● **GIVEN PROBLEM 1**: Transcribe the stretch of the ksmbd patch discussion from "On 9/14/2022 4:09" through "same with samba.".
● **GIVEN PROBLEM 2**:
Answer these questions from the ksmbd patch discussion:
(a) What default location is given as the way to avoid conflicts with the existing distribution package?
(b) Which option is said to change that location?
(c) Which other software is said to behave the same way?
● **GIVEN PROBLEM 3**: Take the ksmbd patch discussion further from the point where it stops.
====== TEXT SHOWN
Re: [PATCH v3] ksmbd: update documentation

[Date Prev][Date Next][Thread Prev][Thread Next][Date Index][Thread Index]

 



On 9/14/2022 4:09 AM, Atte Heikkilä wrote:
On Tue, 13 Sep 2022 12:02:47 -0700, Tom Talpey wrote:
On 9/12/2022 4:54 PM, Namjae Jeon wrote:
2022-09-13 8:38 GMT+09:00, Tom Talpey <tom@xxxxxxxxxx>:

I missed this in the v2 match - are you intentionally moving the
ksmbd.conf file to /usr/local/etc? That seems a very mysterious
location. Nothing on my vanilla installed system places anything
in there.
To avoid conflicts with the existing distribution package, the default
location as far as I know is /usr/local/etc. And it can be changed
with --sysconfdir. It is same with samba.

I totally disagree with this. The kernel server is part of, well,
the kernel, and loading the kernel should not depend on a path like
/usr/local/etc.
============
====== RECORDS PROVIDED
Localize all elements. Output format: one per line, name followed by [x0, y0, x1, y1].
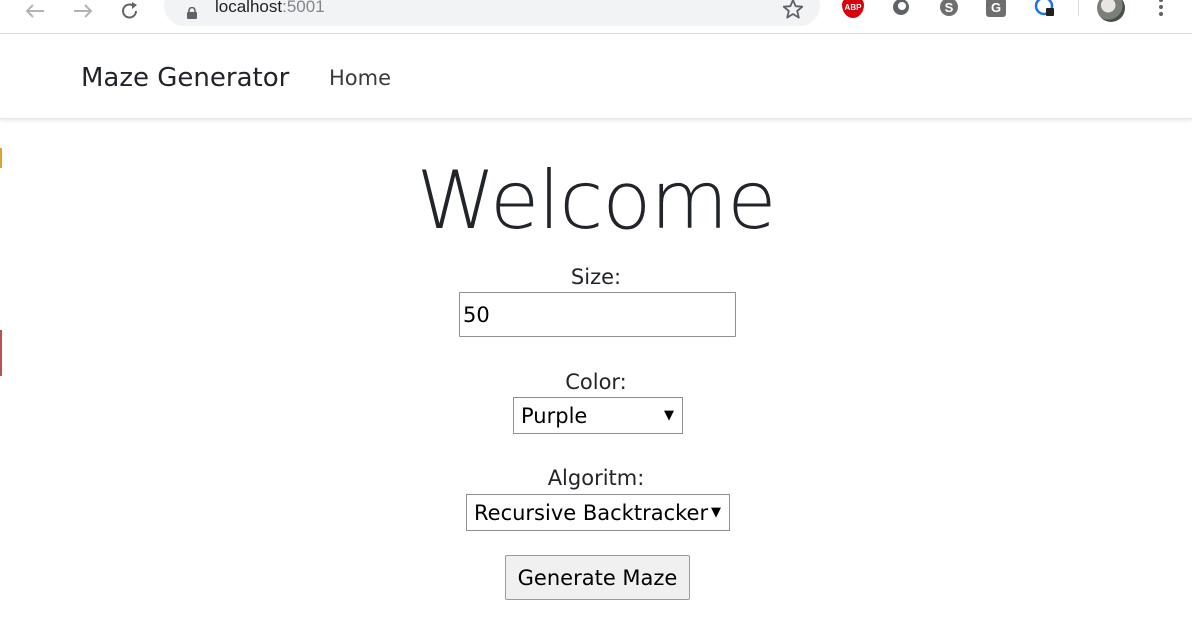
profile-avatar[interactable] [1097, 0, 1125, 22]
bookmark-star-icon[interactable] [782, 0, 804, 23]
algorithm-select[interactable]: Recursive Backtracker ▼ [466, 494, 730, 531]
url-port: :5001 [282, 0, 325, 16]
color-label: Color: [565, 370, 627, 394]
color-select[interactable]: Purple ▼ [513, 397, 683, 434]
toolbar-separator [1078, 0, 1079, 16]
app-navbar: Maze Generator Home [0, 34, 1192, 119]
grammarly-icon[interactable]: G [986, 0, 1006, 17]
browser-menu-icon[interactable] [1151, 0, 1171, 18]
size-label: Size: [570, 265, 622, 289]
navbar-brand[interactable]: Maze Generator [81, 62, 289, 94]
page-title: Welcome [416, 154, 777, 247]
algorithm-label: Algoritm: [547, 466, 645, 490]
url-text: localhost:5001 [215, 0, 325, 17]
size-input[interactable] [459, 292, 736, 337]
generate-maze-button[interactable]: Generate Maze [505, 555, 690, 600]
adblock-plus-icon[interactable]: ABP [842, 0, 864, 18]
dropdown-arrow-icon: ▼ [711, 505, 721, 520]
address-bar[interactable]: localhost:5001 [164, 0, 820, 26]
extension-badge-icon[interactable] [1034, 0, 1056, 18]
skype-icon[interactable]: S [938, 0, 960, 18]
browser-toolbar: localhost:5001 ABP S G [0, 0, 1192, 34]
url-host: localhost [215, 0, 283, 16]
extension-circle-icon[interactable] [890, 0, 912, 18]
svg-text:S: S [945, 0, 954, 15]
back-icon[interactable] [21, 0, 49, 22]
lock-icon [186, 4, 198, 23]
dropdown-arrow-icon: ▼ [664, 408, 674, 423]
nav-link-home[interactable]: Home [329, 65, 391, 91]
forward-icon[interactable] [69, 0, 97, 22]
reload-icon[interactable] [116, 0, 144, 22]
algorithm-select-value: Recursive Backtracker [474, 501, 709, 525]
main-content: Welcome Size: Color: Purple ▼ Algoritm: … [0, 119, 1192, 625]
color-select-value: Purple [521, 404, 588, 428]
============
● **EXPECTED OUTPUT 1**:
On 9/14/2022 4:09 AM, Atte Heikkilä wrote:
On Tue, 13 Sep 2022 12:02:47 -0700, Tom Talpey wrote:
On 9/12/2022 4:54 PM, Namjae Jeon wrote:
2022-09-13 8:38 GMT+09:00, Tom Talpey <tom@xxxxxxxxxx>:

I missed this in the v2 match - are you intentionally moving the
ksmbd.conf file to /usr/local/etc? That seems a very mysterious
location. Nothing on my vanilla installed system places anything
in there.
To avoid conflicts with the existing distribution package, the default
location as far as I know is /usr/local/etc. And it can be changed
with --sysconfdir. It is same with samba.

● **EXPECTED OUTPUT 2**:
(a) /usr/local/etc
(b) --sysconfdir
(c) samba

● **EXPECTED OUTPUT 3**:
I really don't understand what this means. The dependency to the
sysconfdir path isn't ksmbd's, it's ksmbd-tools'.

But ksmbd depends on the ksmbd-tools to provide the configuration
to the kernel module, and to manage the service. So, the user/admin
will view them as one subsystem.

Also, nothing I know, including Samba, is deployed
with such a directory in my experience. I find smb.conf in /etc/samba.

Yes, that is because your distribution builds it for you. If you build it
yourself, and don't want to collide with your distribution's packaged
version of it, then you choose some prefix other than /usr.

I understand that. My point is that distributions have already
built ksmbd-tools with sysconfdir==/etc, which IMO is appropriate
and correct.

Where are the ksmbd.<foo> helpers installed by default? /usr/local/sbin?
On my standard Ubuntu install (and presumably Debian?) they are in
/sbin.

Yes, the GNU autoconf default sbindir is /usr/local/sbin since the default
prefix is /usr/local. It is distinct from the sbindir your distribution's
packages use. Your /sbin is (likely) a symlink to /usr/sbin and the
distribution's packages install in the /usr prefix. The /etc sysconfdir
is associated with the /usr prefix. You can also check what FHS has to
say about /usr/local if you'd like.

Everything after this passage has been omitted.